YOUR OBJECTIVE
Your task is to gather the lines below that hold the string "this".

— Begin GIVEN DATA —

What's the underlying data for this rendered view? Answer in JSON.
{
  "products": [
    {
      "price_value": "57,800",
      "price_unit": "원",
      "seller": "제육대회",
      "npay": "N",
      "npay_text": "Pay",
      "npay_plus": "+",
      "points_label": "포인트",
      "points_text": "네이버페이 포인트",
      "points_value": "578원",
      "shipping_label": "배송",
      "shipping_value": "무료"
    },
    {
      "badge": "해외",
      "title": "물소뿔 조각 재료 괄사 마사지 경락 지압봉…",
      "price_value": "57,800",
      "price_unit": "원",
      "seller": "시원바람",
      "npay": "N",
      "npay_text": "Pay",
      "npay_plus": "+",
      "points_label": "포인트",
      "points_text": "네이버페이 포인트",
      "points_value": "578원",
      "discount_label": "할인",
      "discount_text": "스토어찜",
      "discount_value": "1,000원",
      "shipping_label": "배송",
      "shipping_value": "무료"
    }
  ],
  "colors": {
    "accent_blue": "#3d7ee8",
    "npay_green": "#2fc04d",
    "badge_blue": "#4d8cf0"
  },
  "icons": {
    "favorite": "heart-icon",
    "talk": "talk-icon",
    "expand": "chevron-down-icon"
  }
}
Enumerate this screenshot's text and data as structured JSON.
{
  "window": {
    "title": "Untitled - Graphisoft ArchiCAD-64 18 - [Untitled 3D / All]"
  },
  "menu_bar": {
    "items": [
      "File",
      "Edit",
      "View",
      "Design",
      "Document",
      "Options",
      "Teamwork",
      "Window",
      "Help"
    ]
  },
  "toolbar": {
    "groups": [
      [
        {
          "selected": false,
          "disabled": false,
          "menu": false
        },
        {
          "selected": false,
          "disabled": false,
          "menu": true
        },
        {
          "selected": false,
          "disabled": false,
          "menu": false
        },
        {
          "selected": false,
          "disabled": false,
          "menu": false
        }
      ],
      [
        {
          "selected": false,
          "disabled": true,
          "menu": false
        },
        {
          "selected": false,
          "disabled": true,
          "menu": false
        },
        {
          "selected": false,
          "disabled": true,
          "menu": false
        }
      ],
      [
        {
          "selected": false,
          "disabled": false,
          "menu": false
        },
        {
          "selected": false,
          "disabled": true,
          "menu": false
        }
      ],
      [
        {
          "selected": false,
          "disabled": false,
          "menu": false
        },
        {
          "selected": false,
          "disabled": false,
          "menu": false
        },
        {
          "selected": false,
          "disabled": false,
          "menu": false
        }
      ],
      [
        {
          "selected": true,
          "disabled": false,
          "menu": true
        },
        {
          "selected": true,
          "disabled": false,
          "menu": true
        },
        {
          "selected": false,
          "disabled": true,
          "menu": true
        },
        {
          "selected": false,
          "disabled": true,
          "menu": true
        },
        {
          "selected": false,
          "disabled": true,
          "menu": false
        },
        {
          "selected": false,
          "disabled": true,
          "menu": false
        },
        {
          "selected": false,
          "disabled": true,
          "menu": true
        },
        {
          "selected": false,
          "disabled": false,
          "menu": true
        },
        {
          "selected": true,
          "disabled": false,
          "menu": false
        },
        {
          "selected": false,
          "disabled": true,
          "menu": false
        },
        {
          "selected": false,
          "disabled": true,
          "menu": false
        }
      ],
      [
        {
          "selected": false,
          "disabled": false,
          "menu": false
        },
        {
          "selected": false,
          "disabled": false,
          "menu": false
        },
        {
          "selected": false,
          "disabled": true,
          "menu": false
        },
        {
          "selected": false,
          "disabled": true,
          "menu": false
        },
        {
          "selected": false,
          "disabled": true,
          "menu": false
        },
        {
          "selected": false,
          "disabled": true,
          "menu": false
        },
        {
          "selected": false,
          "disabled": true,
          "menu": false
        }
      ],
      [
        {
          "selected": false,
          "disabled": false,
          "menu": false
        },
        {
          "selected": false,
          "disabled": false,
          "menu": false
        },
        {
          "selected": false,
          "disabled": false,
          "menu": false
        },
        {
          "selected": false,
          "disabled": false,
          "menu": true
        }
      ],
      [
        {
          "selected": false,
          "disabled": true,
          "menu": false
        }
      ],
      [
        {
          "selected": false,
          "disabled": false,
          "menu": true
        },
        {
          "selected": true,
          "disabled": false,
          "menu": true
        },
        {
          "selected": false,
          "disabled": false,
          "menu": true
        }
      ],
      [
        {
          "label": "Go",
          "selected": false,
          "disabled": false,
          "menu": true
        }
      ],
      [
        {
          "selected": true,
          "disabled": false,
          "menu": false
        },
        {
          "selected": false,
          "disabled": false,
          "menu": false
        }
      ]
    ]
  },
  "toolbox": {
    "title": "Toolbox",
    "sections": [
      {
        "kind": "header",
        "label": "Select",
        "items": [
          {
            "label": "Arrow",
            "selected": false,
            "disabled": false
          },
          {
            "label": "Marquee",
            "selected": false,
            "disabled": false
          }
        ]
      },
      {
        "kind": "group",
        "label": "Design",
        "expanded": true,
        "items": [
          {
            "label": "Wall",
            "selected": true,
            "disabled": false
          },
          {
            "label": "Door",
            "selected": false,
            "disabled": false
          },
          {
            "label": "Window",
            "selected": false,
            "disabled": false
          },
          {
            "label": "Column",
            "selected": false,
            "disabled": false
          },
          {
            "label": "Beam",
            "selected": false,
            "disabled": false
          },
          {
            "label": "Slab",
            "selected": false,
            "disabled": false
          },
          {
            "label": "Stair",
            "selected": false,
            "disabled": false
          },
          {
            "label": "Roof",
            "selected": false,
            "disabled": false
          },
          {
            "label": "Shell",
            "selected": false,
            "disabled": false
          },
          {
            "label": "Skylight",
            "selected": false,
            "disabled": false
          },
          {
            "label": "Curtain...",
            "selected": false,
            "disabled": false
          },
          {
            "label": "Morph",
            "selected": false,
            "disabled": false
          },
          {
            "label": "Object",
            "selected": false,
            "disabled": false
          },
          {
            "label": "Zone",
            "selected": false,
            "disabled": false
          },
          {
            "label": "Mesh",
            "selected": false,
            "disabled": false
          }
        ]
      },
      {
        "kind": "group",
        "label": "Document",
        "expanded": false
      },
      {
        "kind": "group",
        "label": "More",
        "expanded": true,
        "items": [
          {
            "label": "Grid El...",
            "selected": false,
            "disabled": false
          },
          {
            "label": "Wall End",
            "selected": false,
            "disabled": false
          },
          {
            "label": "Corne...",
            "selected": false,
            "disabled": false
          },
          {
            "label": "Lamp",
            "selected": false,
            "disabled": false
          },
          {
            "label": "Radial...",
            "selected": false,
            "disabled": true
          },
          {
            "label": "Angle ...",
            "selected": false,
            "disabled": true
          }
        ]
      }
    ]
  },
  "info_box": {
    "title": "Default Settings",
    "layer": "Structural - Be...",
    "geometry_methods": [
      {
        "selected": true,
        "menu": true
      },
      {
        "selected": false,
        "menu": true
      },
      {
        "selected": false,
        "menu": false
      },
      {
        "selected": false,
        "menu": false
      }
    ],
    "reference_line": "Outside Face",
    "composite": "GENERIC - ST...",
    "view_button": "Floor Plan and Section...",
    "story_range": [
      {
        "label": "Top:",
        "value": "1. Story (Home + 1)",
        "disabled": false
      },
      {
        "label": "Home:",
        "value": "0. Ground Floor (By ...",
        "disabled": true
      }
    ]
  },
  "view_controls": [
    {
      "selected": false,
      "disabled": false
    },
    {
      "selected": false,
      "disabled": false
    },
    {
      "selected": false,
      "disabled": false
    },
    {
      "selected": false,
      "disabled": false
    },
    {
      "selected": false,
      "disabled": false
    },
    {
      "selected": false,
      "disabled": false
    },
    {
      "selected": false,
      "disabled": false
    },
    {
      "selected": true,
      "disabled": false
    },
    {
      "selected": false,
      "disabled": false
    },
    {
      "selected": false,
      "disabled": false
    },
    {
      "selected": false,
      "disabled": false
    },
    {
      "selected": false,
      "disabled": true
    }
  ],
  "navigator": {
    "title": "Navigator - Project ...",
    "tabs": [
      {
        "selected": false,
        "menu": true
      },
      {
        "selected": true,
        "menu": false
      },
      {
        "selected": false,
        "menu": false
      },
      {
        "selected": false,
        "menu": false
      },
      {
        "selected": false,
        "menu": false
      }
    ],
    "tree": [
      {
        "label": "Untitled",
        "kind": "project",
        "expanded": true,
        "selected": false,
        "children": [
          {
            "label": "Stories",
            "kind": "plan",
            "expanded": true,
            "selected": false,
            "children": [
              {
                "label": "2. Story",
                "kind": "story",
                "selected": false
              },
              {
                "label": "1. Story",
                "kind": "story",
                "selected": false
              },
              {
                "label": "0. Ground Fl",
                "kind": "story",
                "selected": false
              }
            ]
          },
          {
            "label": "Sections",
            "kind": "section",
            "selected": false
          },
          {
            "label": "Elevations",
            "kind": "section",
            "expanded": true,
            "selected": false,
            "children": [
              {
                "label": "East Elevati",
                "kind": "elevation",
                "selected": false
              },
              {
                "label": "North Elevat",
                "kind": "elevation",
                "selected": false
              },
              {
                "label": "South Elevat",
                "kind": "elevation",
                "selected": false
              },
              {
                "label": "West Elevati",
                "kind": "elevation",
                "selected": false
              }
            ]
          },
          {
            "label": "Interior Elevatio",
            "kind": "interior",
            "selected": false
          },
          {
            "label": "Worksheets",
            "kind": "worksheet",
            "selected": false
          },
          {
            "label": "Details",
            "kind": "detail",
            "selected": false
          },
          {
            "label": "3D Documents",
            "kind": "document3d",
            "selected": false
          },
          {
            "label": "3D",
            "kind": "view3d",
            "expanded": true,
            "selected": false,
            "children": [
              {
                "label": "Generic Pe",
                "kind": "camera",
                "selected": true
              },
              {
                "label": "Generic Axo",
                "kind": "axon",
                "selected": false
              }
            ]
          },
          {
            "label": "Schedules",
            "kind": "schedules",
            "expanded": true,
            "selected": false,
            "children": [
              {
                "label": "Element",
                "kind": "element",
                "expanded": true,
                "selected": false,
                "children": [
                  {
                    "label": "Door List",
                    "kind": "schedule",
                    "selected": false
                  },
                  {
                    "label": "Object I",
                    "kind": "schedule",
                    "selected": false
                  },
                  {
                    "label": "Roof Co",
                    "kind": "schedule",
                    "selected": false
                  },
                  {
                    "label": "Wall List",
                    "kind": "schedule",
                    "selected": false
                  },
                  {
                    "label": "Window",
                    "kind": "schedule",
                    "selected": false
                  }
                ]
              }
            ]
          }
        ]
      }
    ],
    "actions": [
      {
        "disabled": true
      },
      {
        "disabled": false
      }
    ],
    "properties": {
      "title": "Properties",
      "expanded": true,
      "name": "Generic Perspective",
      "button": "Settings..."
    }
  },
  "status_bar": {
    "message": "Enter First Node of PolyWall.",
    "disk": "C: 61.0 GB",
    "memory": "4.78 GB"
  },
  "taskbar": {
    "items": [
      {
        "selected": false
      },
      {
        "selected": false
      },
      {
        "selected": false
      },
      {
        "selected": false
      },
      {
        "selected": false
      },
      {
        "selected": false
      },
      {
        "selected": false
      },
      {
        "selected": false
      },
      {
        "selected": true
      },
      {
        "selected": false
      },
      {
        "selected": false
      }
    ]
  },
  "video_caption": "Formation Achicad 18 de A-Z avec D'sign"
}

— End GIVEN DATA —

RESPONSE
What's the underlying data for this rendered view? Answer in JSON.
Enumerate this screenshot's text and data as structured JSON.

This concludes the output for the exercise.